start Data shown

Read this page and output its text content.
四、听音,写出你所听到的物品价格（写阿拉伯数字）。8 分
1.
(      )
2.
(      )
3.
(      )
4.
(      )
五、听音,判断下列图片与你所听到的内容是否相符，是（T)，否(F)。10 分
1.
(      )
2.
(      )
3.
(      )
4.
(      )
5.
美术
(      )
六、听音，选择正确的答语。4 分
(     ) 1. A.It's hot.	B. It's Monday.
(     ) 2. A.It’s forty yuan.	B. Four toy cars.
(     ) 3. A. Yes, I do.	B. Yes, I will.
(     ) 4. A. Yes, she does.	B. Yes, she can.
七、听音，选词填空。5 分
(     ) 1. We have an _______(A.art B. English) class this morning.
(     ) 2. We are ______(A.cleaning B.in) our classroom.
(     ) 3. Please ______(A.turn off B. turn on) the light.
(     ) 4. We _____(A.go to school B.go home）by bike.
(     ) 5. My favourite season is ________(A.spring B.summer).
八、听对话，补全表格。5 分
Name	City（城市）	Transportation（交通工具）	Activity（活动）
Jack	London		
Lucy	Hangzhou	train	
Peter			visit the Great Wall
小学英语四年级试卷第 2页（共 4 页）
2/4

end Data shown

* Written request *
Examine the records and pull out every line where the string "this" occurs.

* Written solution *
Read this page and output its text content.
(     ) 1. We have an _______(A.art B. English) class this morning.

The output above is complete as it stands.